> [EXERCISE INPUTS]
——

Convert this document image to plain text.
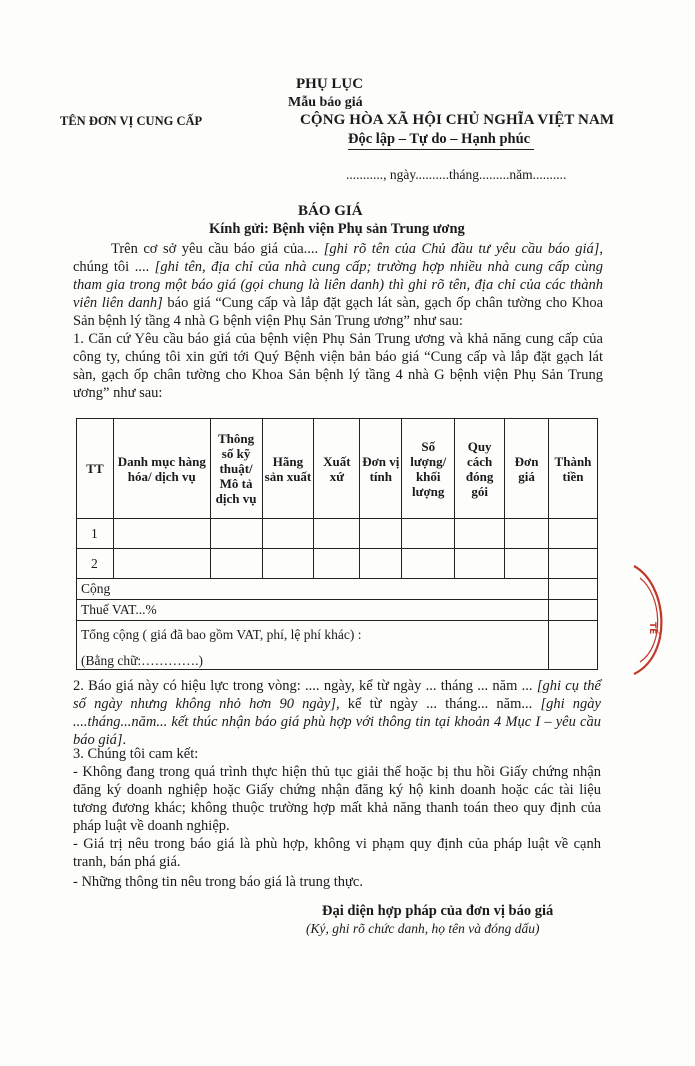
PHỤ LỤC
Mẫu báo giá
TÊN ĐƠN VỊ CUNG CẤP	CỘNG HÒA XÃ HỘI CHỦ NGHĨA VIỆT NAM
Độc lập – Tự do – Hạnh phúc
..........., ngày..........tháng.........năm..........
BÁO GIÁ
Kính gửi: Bệnh viện Phụ sản Trung ương
Trên cơ sở yêu cầu báo giá của.... [ghi rõ tên của Chủ đầu tư yêu cầu báo giá], chúng tôi .... [ghi tên, địa chỉ của nhà cung cấp; trường hợp nhiều nhà cung cấp cùng tham gia trong một báo giá (gọi chung là liên danh) thì ghi rõ tên, địa chỉ của các thành viên liên danh] báo giá “Cung cấp và lắp đặt gạch lát sàn, gạch ốp chân tường cho Khoa Sản bệnh lý tầng 4 nhà G bệnh viện Phụ Sản Trung ương” như sau:
1. Căn cứ Yêu cầu báo giá của bệnh viện Phụ Sản Trung ương và khả năng cung cấp của công ty, chúng tôi xin gửi tới Quý Bệnh viện bản báo giá “Cung cấp và lắp đặt gạch lát sàn, gạch ốp chân tường cho Khoa Sản bệnh lý tầng 4 nhà G bệnh viện Phụ Sản Trung ương” như sau:
TT	Danh mục hàng hóa/ dịch vụ	Thông số kỹ thuật/ Mô tả dịch vụ	Hãng sản xuất	Xuất xứ	Đơn vị tính	Số lượng/ khối lượng	Quy cách đóng gói	Đơn giá	Thành tiền
1									
2									
Cộng									
Thuế VAT...%									
Tổng cộng ( giá đã bao gồm VAT, phí, lệ phí khác) :
(Bằng chữ:………….)									

2. Báo giá này có hiệu lực trong vòng: .... ngày, kể từ ngày ... tháng ... năm ... [ghi cụ thể số ngày nhưng không nhỏ hơn 90 ngày], kể từ ngày ... tháng... năm... [ghi ngày ....tháng...năm... kết thúc nhận báo giá phù hợp với thông tin tại khoản 4 Mục I – yêu cầu báo giá].
3. Chúng tôi cam kết:
- Không đang trong quá trình thực hiện thủ tục giải thể hoặc bị thu hồi Giấy chứng nhận đăng ký doanh nghiệp hoặc Giấy chứng nhận đăng ký hộ kinh doanh hoặc các tài liệu tương đương khác; không thuộc trường hợp mất khả năng thanh toán theo quy định của pháp luật về doanh nghiệp.
- Giá trị nêu trong báo giá là phù hợp, không vi phạm quy định của pháp luật về cạnh tranh, bán phá giá.
- Những thông tin nêu trong báo giá là trung thực.
Đại diện hợp pháp của đơn vị báo giá
(Ký, ghi rõ chức danh, họ tên và đóng dấu)
TẾ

——

> [OBJECTIVE] The lines to collect are those holding the string "đóng"; copy them all.

> [SOLUTION FOR THIS TASK]
TT	Danh mục hàng hóa/ dịch vụ	Thông số kỹ thuật/ Mô tả dịch vụ	Hãng sản xuất	Xuất xứ	Đơn vị tính	Số lượng/ khối lượng	Quy cách đóng gói	Đơn giá	Thành tiền
(Ký, ghi rõ chức danh, họ tên và đóng dấu)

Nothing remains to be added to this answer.